> Problem statement:
Copy out each line of the listing below, character for character.

Records from a dataset:
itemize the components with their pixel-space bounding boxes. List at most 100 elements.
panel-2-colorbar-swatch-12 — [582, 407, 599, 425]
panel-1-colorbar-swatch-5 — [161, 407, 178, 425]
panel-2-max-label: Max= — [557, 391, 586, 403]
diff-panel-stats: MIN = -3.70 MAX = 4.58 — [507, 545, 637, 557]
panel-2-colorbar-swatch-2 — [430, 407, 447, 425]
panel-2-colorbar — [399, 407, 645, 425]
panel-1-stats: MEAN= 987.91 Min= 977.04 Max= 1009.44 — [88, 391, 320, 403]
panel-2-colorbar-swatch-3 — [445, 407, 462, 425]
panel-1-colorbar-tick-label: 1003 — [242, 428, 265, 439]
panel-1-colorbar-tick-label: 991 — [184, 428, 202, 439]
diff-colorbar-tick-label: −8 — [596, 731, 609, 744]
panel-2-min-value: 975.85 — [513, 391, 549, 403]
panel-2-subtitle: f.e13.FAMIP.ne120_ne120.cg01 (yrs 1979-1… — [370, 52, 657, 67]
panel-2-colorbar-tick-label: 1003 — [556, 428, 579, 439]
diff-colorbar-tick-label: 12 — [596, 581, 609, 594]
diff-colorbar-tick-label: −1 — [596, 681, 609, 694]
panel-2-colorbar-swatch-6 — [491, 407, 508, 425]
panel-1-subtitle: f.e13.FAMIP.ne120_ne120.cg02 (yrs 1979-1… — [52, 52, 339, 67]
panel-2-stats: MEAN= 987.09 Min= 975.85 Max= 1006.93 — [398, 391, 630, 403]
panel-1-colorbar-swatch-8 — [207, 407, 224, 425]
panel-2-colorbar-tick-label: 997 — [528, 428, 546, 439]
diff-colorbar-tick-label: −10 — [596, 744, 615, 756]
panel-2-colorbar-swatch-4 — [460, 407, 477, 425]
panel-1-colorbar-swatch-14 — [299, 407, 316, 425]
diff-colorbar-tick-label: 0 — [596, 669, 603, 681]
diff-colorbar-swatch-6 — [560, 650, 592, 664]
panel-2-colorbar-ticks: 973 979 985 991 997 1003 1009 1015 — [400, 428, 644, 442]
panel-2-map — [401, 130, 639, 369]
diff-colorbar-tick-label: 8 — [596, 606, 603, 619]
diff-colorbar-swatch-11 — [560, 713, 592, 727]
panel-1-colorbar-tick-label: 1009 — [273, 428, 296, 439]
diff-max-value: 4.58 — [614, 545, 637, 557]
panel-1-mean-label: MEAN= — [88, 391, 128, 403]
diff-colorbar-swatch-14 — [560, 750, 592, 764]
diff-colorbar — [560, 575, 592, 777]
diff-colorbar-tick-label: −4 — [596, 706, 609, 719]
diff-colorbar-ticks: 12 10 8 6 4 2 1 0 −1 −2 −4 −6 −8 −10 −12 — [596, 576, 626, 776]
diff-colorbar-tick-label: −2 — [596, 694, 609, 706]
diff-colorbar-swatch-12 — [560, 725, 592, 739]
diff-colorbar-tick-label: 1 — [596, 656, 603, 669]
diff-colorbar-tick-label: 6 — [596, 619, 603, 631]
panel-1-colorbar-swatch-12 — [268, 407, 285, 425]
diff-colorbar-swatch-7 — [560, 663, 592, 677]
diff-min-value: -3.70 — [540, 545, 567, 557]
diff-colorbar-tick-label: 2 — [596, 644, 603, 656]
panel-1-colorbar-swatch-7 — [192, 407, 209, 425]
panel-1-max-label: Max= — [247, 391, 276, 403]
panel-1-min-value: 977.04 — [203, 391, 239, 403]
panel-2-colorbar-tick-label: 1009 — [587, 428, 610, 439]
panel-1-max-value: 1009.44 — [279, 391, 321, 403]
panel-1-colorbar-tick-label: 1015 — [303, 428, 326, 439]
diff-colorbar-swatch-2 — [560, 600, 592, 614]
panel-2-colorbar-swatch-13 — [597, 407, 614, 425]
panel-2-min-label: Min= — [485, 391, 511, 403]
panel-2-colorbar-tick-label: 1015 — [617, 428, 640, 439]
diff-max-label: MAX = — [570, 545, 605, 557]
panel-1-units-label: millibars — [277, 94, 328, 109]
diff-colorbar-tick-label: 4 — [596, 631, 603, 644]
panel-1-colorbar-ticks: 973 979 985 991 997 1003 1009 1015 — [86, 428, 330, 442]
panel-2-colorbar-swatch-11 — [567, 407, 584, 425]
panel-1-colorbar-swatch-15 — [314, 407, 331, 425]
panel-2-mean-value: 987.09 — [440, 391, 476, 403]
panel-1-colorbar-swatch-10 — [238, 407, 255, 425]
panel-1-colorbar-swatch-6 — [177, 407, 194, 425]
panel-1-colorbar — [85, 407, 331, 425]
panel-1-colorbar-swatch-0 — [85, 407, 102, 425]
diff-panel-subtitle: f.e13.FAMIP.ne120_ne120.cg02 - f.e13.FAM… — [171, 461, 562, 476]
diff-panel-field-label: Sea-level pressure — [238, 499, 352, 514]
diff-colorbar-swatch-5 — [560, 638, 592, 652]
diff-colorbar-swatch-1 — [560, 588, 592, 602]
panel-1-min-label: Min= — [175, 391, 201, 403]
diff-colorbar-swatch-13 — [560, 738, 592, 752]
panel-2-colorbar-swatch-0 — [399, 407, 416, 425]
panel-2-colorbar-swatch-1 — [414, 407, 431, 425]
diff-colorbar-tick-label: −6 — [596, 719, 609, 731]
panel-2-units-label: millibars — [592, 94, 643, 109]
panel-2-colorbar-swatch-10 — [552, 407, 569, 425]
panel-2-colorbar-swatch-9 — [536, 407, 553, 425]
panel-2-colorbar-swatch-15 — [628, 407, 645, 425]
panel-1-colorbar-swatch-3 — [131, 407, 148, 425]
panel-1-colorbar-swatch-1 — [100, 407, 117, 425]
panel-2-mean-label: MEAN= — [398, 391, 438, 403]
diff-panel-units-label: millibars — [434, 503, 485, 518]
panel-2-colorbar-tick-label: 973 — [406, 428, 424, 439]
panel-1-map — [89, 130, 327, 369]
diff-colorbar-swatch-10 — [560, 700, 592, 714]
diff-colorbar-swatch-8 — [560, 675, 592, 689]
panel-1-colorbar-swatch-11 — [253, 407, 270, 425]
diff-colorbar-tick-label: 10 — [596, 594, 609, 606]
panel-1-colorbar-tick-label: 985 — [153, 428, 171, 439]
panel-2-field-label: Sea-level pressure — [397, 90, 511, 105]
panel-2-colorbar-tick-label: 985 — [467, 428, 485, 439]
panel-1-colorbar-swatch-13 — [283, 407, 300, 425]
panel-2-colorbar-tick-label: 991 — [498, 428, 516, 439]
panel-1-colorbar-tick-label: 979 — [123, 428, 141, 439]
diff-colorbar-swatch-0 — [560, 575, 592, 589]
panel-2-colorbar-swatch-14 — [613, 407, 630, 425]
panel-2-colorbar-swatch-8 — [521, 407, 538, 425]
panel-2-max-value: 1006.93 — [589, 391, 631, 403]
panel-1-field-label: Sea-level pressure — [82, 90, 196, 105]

> Answer for this exercise:
itemize the components with their pixel-space bounding boxes. List at most 100 elements.
panel-2-colorbar-swatch-12 — [582, 407, 599, 425]
panel-1-colorbar-swatch-5 — [161, 407, 178, 425]
panel-2-max-label: Max= — [557, 391, 586, 403]
diff-panel-stats: MIN = -3.70 MAX = 4.58 — [507, 545, 637, 557]
panel-2-colorbar-swatch-2 — [430, 407, 447, 425]
panel-2-colorbar — [399, 407, 645, 425]
panel-1-stats: MEAN= 987.91 Min= 977.04 Max= 1009.44 — [88, 391, 320, 403]
panel-2-colorbar-swatch-3 — [445, 407, 462, 425]
panel-1-colorbar-tick-label: 1003 — [242, 428, 265, 439]
panel-1-colorbar-tick-label: 991 — [184, 428, 202, 439]
diff-colorbar-tick-label: −8 — [596, 731, 609, 744]
panel-2-min-value: 975.85 — [513, 391, 549, 403]
panel-2-subtitle: f.e13.FAMIP.ne120_ne120.cg01 (yrs 1979-1… — [370, 52, 657, 67]
panel-2-colorbar-tick-label: 1003 — [556, 428, 579, 439]
diff-colorbar-tick-label: 12 — [596, 581, 609, 594]
diff-colorbar-tick-label: −1 — [596, 681, 609, 694]
panel-2-colorbar-swatch-6 — [491, 407, 508, 425]
panel-1-subtitle: f.e13.FAMIP.ne120_ne120.cg02 (yrs 1979-1… — [52, 52, 339, 67]
panel-2-stats: MEAN= 987.09 Min= 975.85 Max= 1006.93 — [398, 391, 630, 403]
panel-1-colorbar-swatch-8 — [207, 407, 224, 425]
panel-2-colorbar-tick-label: 997 — [528, 428, 546, 439]
diff-colorbar-tick-label: −10 — [596, 744, 615, 756]
panel-2-colorbar-swatch-4 — [460, 407, 477, 425]
panel-1-colorbar-swatch-14 — [299, 407, 316, 425]
diff-colorbar-tick-label: 0 — [596, 669, 603, 681]
diff-colorbar-swatch-6 — [560, 650, 592, 664]
panel-2-colorbar-ticks: 973 979 985 991 997 1003 1009 1015 — [400, 428, 644, 442]
panel-2-map — [401, 130, 639, 369]
diff-colorbar-tick-label: 8 — [596, 606, 603, 619]
diff-colorbar-swatch-11 — [560, 713, 592, 727]
panel-1-colorbar-tick-label: 1009 — [273, 428, 296, 439]
diff-max-value: 4.58 — [614, 545, 637, 557]
panel-1-mean-label: MEAN= — [88, 391, 128, 403]
diff-colorbar-swatch-14 — [560, 750, 592, 764]
diff-colorbar — [560, 575, 592, 777]
diff-colorbar-tick-label: −4 — [596, 706, 609, 719]
diff-colorbar-ticks: 12 10 8 6 4 2 1 0 −1 −2 −4 −6 −8 −10 −12 — [596, 576, 626, 776]
diff-colorbar-tick-label: −2 — [596, 694, 609, 706]
diff-colorbar-swatch-12 — [560, 725, 592, 739]
diff-colorbar-tick-label: 1 — [596, 656, 603, 669]
diff-colorbar-tick-label: 6 — [596, 619, 603, 631]
panel-1-colorbar-swatch-12 — [268, 407, 285, 425]
diff-colorbar-swatch-7 — [560, 663, 592, 677]
diff-min-value: -3.70 — [540, 545, 567, 557]
diff-colorbar-tick-label: 2 — [596, 644, 603, 656]
panel-1-colorbar-swatch-7 — [192, 407, 209, 425]
panel-1-max-label: Max= — [247, 391, 276, 403]
panel-1-min-value: 977.04 — [203, 391, 239, 403]
panel-2-colorbar-tick-label: 1009 — [587, 428, 610, 439]
panel-1-max-value: 1009.44 — [279, 391, 321, 403]
panel-1-colorbar-tick-label: 1015 — [303, 428, 326, 439]
diff-colorbar-swatch-2 — [560, 600, 592, 614]
panel-2-colorbar-swatch-13 — [597, 407, 614, 425]
panel-2-min-label: Min= — [485, 391, 511, 403]
panel-2-colorbar-tick-label: 1015 — [617, 428, 640, 439]
diff-max-label: MAX = — [570, 545, 605, 557]
panel-1-units-label: millibars — [277, 94, 328, 109]
diff-colorbar-tick-label: 4 — [596, 631, 603, 644]
panel-1-colorbar-ticks: 973 979 985 991 997 1003 1009 1015 — [86, 428, 330, 442]
panel-2-colorbar-swatch-11 — [567, 407, 584, 425]
panel-1-colorbar-swatch-15 — [314, 407, 331, 425]
panel-2-mean-value: 987.09 — [440, 391, 476, 403]
panel-1-colorbar-swatch-10 — [238, 407, 255, 425]
panel-1-colorbar-swatch-6 — [177, 407, 194, 425]
panel-1-colorbar — [85, 407, 331, 425]
panel-1-colorbar-swatch-0 — [85, 407, 102, 425]
diff-panel-subtitle: f.e13.FAMIP.ne120_ne120.cg02 - f.e13.FAM… — [171, 461, 562, 476]
diff-panel-field-label: Sea-level pressure — [238, 499, 352, 514]
diff-colorbar-swatch-5 — [560, 638, 592, 652]
diff-colorbar-swatch-1 — [560, 588, 592, 602]
panel-1-min-label: Min= — [175, 391, 201, 403]
diff-colorbar-swatch-13 — [560, 738, 592, 752]
panel-2-colorbar-swatch-0 — [399, 407, 416, 425]
panel-2-colorbar-swatch-1 — [414, 407, 431, 425]
diff-colorbar-tick-label: −6 — [596, 719, 609, 731]
panel-2-units-label: millibars — [592, 94, 643, 109]
panel-2-colorbar-swatch-10 — [552, 407, 569, 425]
panel-2-colorbar-swatch-9 — [536, 407, 553, 425]
panel-2-colorbar-swatch-15 — [628, 407, 645, 425]
panel-1-colorbar-swatch-3 — [131, 407, 148, 425]
panel-1-colorbar-swatch-1 — [100, 407, 117, 425]
panel-2-mean-label: MEAN= — [398, 391, 438, 403]
diff-panel-units-label: millibars — [434, 503, 485, 518]
panel-2-colorbar-tick-label: 973 — [406, 428, 424, 439]
panel-1-map — [89, 130, 327, 369]
diff-colorbar-swatch-10 — [560, 700, 592, 714]
diff-colorbar-swatch-8 — [560, 675, 592, 689]
panel-1-colorbar-swatch-11 — [253, 407, 270, 425]
diff-colorbar-tick-label: 10 — [596, 594, 609, 606]
panel-1-colorbar-tick-label: 985 — [153, 428, 171, 439]
panel-2-field-label: Sea-level pressure — [397, 90, 511, 105]
panel-2-colorbar-tick-label: 985 — [467, 428, 485, 439]
panel-1-colorbar-swatch-13 — [283, 407, 300, 425]
panel-2-colorbar-tick-label: 991 — [498, 428, 516, 439]
panel-1-colorbar-tick-label: 979 — [123, 428, 141, 439]
diff-colorbar-swatch-0 — [560, 575, 592, 589]
panel-2-colorbar-swatch-14 — [613, 407, 630, 425]
panel-2-colorbar-swatch-8 — [521, 407, 538, 425]
panel-2-max-value: 1006.93 — [589, 391, 631, 403]
panel-1-field-label: Sea-level pressure — [82, 90, 196, 105]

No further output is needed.